* What you are asked to do
Type out the data exactly as given. Skip any image.
━━━━━━━━━━━━━━━━
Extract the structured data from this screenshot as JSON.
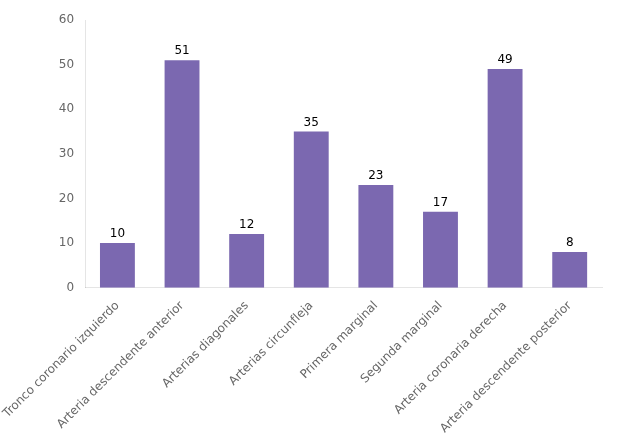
{
  "chart_data": {
    "type": "bar",
    "categories": [
      "Tronco coronario izquierdo",
      "Arteria descendente anterior",
      "Arterias diagonales",
      "Arterias circunfleja",
      "Primera marginal",
      "Segunda marginal",
      "Arteria coronaria derecha",
      "Arteria descendente posterior"
    ],
    "values": [
      10,
      51,
      12,
      35,
      23,
      17,
      49,
      8
    ],
    "color": "#7B68B0",
    "ylim": [
      0,
      60
    ],
    "yticks": [
      0,
      10,
      20,
      30,
      40,
      50,
      60
    ],
    "grid": false,
    "data_labels": true
  }
}
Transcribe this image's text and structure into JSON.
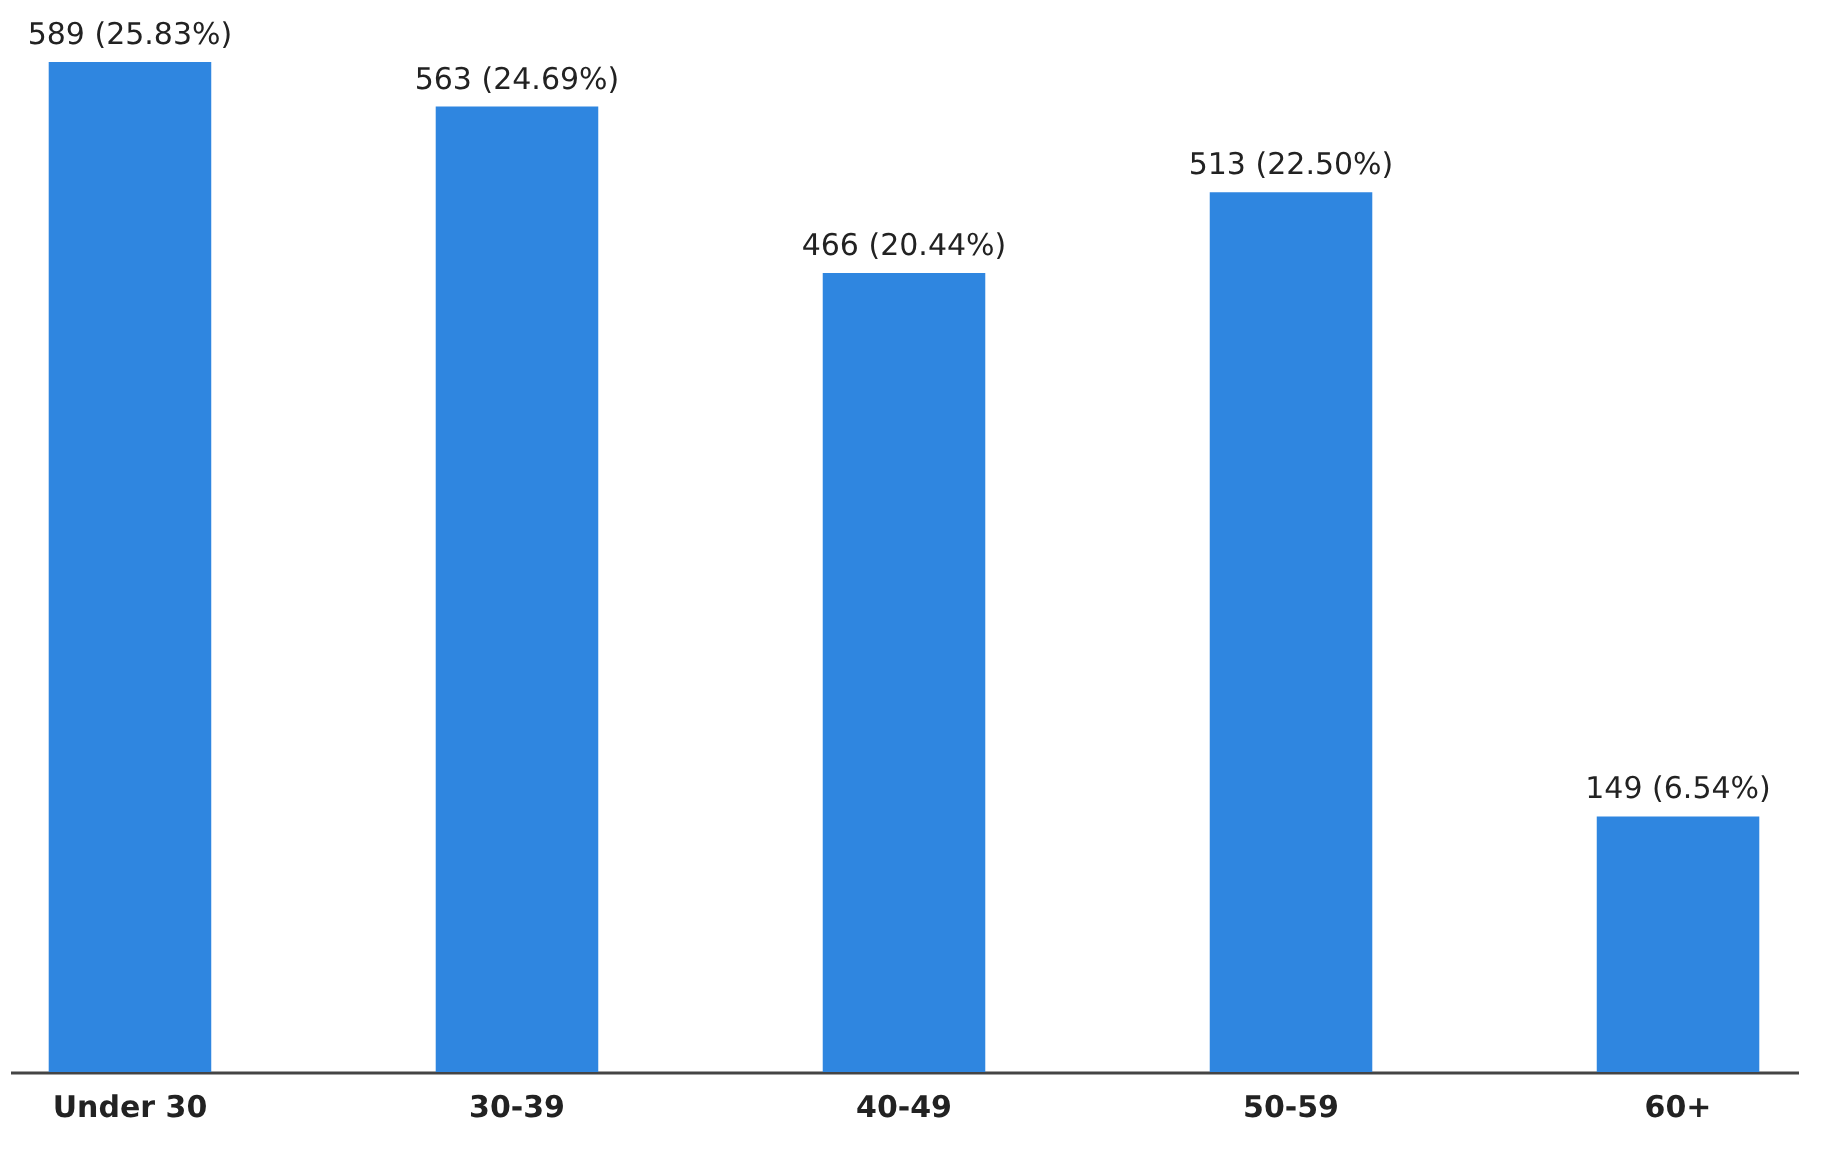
{
  "chart_data": {
    "type": "bar",
    "categories": [
      "Under 30",
      "30-39",
      "40-49",
      "50-59",
      "60+"
    ],
    "values": [
      589,
      563,
      466,
      513,
      149
    ],
    "value_labels": [
      "589 (25.83%)",
      "563 (24.69%)",
      "466 (20.44%)",
      "513 (22.50%)",
      "149 (6.54%)"
    ],
    "color": "#2f86e0",
    "grid": false
  }
}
━━━━━━━━━━━━━━━━
* Written answer
Extract the structured data from this screenshot as JSON.
{
  "chart_data": {
    "type": "bar",
    "categories": [
      "Tronco coronario izquierdo",
      "Arteria descendente anterior",
      "Arterias diagonales",
      "Arterias circunfleja",
      "Primera marginal",
      "Segunda marginal",
      "Arteria coronaria derecha",
      "Arteria descendente posterior"
    ],
    "values": [
      10,
      51,
      12,
      35,
      23,
      17,
      49,
      8
    ],
    "color": "#7B68B0",
    "ylim": [
      0,
      60
    ],
    "yticks": [
      0,
      10,
      20,
      30,
      40,
      50,
      60
    ],
    "grid": false,
    "data_labels": true
  }
}
Transcribe this image's text and structure into JSON.
{
  "chart_data": {
    "type": "bar",
    "categories": [
      "Under 30",
      "30-39",
      "40-49",
      "50-59",
      "60+"
    ],
    "values": [
      589,
      563,
      466,
      513,
      149
    ],
    "value_labels": [
      "589 (25.83%)",
      "563 (24.69%)",
      "466 (20.44%)",
      "513 (22.50%)",
      "149 (6.54%)"
    ],
    "color": "#2f86e0",
    "grid": false
  }
}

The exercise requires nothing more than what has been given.